**** Extracted material

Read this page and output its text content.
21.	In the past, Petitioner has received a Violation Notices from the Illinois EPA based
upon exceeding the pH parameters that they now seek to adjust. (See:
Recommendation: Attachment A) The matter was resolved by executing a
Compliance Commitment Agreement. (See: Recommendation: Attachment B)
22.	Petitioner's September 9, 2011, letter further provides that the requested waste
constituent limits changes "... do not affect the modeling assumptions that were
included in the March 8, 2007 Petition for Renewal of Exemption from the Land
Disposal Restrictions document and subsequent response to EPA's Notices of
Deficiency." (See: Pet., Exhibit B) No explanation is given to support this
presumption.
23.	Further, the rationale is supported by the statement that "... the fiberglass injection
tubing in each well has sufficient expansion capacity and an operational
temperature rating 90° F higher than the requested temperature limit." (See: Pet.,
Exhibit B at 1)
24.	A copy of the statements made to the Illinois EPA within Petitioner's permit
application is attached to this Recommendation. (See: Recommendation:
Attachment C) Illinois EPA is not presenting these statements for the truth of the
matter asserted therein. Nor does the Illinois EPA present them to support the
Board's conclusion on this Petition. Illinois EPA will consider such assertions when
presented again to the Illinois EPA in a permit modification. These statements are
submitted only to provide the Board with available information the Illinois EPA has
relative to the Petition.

********
**** Extracted material

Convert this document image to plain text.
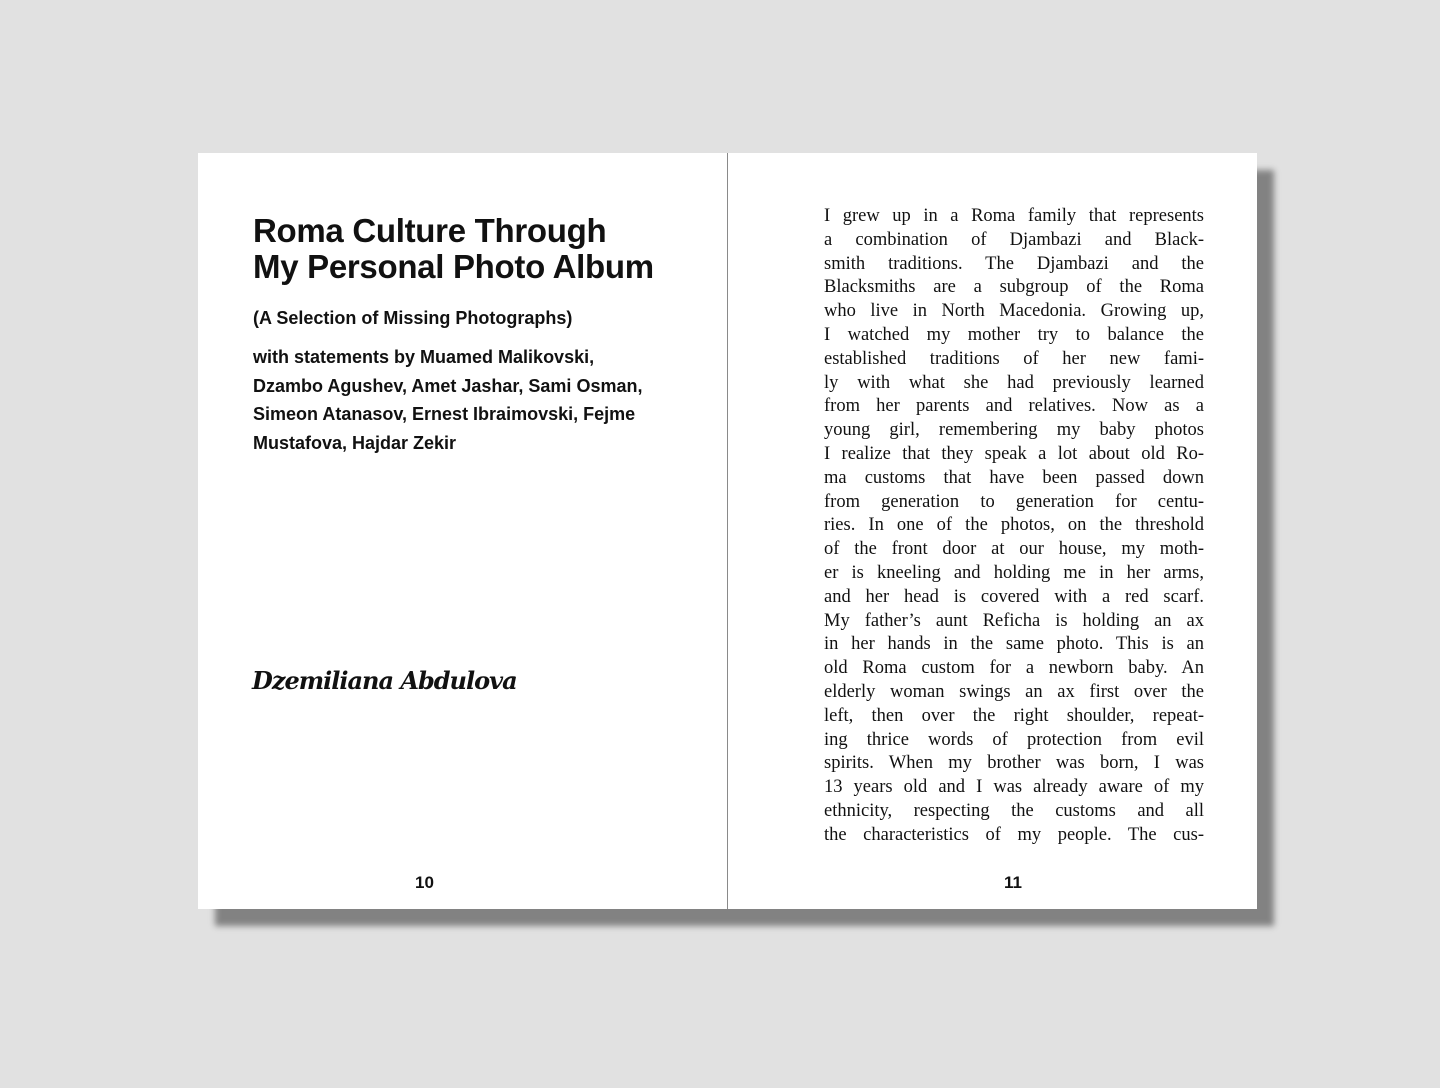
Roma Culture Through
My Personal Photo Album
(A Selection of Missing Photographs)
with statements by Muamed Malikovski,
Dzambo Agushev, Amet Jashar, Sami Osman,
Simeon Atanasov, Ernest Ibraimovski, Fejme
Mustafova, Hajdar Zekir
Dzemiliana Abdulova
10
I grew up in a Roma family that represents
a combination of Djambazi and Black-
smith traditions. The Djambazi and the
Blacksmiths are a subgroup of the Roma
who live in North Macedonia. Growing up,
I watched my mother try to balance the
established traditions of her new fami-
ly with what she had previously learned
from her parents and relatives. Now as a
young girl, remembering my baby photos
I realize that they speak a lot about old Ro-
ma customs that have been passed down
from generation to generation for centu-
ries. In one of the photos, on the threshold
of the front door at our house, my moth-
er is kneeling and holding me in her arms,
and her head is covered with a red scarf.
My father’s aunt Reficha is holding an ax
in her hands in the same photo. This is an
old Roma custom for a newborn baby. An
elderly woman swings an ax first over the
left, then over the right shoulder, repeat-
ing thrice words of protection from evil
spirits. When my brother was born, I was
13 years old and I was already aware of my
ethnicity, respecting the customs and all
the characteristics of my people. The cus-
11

********

● The problem
Copy all lines from the data that hold the word "Petitioner".

● Expected output
21.	In the past, Petitioner has received a Violation Notices from the Illinois EPA based
22.	Petitioner's September 9, 2011, letter further provides that the requested waste
24.	A copy of the statements made to the Illinois EPA within Petitioner's permit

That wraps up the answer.